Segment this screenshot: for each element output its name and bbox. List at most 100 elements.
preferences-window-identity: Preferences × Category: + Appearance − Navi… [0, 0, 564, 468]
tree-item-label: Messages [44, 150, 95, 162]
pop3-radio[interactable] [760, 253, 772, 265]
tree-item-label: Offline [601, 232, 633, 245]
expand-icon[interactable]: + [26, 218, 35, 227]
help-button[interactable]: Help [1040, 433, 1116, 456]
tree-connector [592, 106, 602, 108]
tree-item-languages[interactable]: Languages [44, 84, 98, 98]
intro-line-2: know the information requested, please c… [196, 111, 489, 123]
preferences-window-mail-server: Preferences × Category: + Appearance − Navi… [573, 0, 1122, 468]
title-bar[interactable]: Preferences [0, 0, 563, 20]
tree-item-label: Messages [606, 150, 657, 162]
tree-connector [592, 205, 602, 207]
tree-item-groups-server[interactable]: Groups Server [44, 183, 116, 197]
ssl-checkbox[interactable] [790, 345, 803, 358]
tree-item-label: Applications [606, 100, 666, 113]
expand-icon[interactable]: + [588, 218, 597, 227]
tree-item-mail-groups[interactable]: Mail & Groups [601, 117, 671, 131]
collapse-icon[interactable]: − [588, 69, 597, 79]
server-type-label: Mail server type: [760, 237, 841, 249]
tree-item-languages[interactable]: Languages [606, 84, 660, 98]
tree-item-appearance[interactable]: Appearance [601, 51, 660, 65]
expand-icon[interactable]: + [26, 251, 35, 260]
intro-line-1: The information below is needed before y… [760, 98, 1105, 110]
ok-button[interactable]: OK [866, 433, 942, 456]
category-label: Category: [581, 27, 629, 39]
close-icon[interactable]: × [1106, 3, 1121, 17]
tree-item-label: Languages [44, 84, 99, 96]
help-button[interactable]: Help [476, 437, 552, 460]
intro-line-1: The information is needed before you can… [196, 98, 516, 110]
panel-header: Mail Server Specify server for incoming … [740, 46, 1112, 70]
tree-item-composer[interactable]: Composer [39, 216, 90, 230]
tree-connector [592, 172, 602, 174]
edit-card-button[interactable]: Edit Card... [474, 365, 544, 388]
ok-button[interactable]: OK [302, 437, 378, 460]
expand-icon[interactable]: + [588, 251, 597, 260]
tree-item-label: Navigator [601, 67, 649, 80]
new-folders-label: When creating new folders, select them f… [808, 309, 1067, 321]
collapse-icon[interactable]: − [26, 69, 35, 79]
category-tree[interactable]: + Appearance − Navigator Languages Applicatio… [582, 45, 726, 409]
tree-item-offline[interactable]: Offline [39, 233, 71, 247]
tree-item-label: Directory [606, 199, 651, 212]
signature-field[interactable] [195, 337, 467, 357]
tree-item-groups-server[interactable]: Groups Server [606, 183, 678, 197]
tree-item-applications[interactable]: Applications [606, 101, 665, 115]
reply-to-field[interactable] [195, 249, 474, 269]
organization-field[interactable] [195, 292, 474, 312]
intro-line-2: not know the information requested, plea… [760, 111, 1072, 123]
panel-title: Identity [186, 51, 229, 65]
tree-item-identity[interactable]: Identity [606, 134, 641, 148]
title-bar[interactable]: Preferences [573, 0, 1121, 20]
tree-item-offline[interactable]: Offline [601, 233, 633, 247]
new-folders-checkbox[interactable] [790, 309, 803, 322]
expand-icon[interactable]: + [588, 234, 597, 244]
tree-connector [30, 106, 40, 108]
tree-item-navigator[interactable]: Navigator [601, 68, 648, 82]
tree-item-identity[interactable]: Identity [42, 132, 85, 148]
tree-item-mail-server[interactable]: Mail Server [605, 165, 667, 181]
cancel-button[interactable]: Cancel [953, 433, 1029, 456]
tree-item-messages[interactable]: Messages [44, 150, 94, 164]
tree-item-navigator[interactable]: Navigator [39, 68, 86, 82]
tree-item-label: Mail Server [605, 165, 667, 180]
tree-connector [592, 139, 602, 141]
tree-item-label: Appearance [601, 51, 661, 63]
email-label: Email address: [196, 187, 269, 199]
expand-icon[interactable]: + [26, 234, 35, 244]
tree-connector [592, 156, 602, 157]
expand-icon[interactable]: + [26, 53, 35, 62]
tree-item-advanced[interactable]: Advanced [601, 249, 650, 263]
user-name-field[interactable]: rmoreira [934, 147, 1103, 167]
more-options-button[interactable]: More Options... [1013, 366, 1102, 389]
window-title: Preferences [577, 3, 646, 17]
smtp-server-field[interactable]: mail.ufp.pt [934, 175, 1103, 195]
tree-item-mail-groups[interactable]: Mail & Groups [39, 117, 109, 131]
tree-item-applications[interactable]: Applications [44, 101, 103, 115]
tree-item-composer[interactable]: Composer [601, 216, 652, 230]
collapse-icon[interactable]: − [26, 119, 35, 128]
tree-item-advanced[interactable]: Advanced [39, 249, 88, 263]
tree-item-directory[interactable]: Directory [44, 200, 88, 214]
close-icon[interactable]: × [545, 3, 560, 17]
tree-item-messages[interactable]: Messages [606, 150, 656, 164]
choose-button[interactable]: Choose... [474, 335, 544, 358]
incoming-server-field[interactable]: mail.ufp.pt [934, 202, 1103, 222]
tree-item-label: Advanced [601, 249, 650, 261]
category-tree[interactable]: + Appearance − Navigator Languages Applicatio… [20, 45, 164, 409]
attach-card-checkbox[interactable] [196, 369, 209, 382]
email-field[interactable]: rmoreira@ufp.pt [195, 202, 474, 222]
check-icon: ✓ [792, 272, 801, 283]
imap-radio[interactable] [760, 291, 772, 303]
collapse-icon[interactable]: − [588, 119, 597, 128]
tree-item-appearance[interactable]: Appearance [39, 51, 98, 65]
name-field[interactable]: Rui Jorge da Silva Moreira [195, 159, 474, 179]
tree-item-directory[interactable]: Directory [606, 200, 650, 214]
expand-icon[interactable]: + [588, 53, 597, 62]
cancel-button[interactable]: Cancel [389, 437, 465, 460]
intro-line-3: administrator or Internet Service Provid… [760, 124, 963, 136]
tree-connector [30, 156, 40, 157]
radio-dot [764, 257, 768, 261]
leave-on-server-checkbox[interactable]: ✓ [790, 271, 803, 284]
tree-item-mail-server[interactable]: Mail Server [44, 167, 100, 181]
▬▬▬▬▬▬
## Request
Present each line of the rows, from the first line through the line containing "ssl-checkbox[interactable] [790, 345, 803, 358]" inclusive, as one string in a JSON list, leaving out any blank lines.

## Output below
[
  "Segment this screenshot: for each element output its name and bbox. List at most 100 elements.",
  "preferences-window-identity: Preferences × Category: + Appearance − Navi… [0, 0, 564, 468]",
  "tree-item-label: Messages [44, 150, 95, 162]",
  "pop3-radio[interactable] [760, 253, 772, 265]",
  "tree-item-label: Offline [601, 232, 633, 245]",
  "expand-icon[interactable]: + [26, 218, 35, 227]",
  "help-button[interactable]: Help [1040, 433, 1116, 456]",
  "tree-connector [592, 106, 602, 108]",
  "tree-item-languages[interactable]: Languages [44, 84, 98, 98]",
  "intro-line-2: know the information requested, please c… [196, 111, 489, 123]",
  "preferences-window-mail-server: Preferences × Category: + Appearance − Navi… [573, 0, 1122, 468]",
  "title-bar[interactable]: Preferences [0, 0, 563, 20]",
  "tree-item-label: Messages [606, 150, 657, 162]",
  "tree-connector [592, 205, 602, 207]",
  "tree-item-groups-server[interactable]: Groups Server [44, 183, 116, 197]",
  "ssl-checkbox[interactable] [790, 345, 803, 358]"
]